» **REQUISITOS DEL EJERCICIO**
Recopila cada línea de las entradas que contenga la palabra "Audio". Se distinguen mayúsculas y minúsculas.

» **ENTRADAS A UTILIZAR**
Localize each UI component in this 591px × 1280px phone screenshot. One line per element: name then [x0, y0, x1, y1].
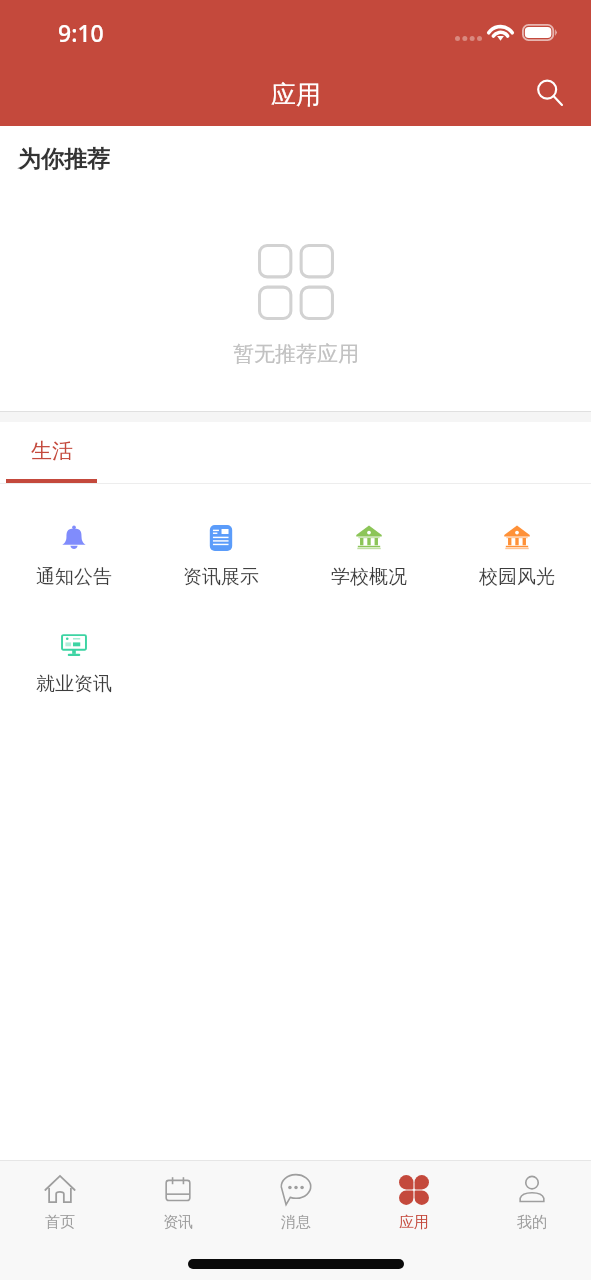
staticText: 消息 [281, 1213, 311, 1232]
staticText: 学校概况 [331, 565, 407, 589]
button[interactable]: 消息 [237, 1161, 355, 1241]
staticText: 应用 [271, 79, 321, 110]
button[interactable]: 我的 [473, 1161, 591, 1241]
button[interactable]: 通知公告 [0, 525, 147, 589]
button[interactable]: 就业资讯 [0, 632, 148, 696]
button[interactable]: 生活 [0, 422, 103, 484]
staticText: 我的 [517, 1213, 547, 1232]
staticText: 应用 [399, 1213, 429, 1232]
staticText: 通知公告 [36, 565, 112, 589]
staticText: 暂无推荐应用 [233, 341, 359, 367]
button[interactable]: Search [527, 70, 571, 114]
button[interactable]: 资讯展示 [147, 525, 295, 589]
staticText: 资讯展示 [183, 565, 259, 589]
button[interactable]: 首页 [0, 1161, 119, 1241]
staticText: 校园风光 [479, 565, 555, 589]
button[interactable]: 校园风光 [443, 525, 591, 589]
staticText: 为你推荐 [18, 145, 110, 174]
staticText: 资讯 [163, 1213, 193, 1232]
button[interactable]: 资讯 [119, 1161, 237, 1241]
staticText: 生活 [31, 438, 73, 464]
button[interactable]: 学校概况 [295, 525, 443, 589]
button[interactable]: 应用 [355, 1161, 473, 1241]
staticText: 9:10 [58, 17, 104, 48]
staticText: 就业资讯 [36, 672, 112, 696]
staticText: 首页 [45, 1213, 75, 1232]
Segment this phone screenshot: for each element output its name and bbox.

...

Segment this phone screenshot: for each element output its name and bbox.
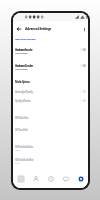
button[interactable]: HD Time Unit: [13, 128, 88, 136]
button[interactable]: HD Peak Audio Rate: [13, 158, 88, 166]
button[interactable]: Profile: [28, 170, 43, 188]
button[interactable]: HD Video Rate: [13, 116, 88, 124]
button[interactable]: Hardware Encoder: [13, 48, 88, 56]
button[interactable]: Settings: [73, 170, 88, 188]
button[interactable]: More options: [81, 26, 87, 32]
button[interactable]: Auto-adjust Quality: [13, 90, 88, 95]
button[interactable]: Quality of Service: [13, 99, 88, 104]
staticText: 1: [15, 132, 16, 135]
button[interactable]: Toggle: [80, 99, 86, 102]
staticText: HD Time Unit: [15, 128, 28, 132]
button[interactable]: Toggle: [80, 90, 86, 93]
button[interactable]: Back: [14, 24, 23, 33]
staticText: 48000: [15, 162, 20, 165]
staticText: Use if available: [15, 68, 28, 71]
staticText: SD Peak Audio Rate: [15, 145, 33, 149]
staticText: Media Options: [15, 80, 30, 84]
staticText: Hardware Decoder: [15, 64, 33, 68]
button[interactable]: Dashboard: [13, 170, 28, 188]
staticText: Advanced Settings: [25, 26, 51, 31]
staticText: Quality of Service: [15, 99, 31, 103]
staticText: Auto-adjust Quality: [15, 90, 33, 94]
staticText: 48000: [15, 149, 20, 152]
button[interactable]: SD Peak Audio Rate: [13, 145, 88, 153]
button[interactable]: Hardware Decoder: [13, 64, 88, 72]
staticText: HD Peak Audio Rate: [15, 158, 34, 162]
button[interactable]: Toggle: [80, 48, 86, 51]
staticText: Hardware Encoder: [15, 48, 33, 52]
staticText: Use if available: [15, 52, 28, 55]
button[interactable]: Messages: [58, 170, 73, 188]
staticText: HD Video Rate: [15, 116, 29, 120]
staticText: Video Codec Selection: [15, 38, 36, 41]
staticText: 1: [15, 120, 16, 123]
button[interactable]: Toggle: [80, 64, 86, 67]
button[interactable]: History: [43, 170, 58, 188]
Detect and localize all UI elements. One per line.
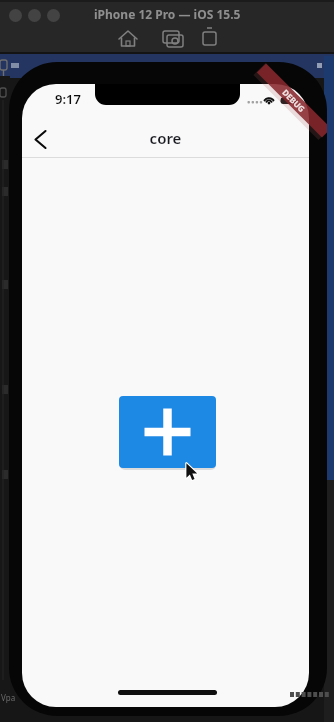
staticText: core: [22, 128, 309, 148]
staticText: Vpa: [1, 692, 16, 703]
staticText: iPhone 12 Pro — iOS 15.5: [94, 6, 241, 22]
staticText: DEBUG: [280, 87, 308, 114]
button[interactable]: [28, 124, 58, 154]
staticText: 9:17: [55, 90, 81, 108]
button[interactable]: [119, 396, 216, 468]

» **RESULTADO DEL EJERCICIO**
button[interactable]: HD Peak Audio Rate: [13, 158, 88, 166]
staticText: SD Peak Audio Rate: [15, 145, 33, 149]
button[interactable]: SD Peak Audio Rate: [13, 145, 88, 153]
staticText: HD Peak Audio Rate: [15, 158, 34, 162]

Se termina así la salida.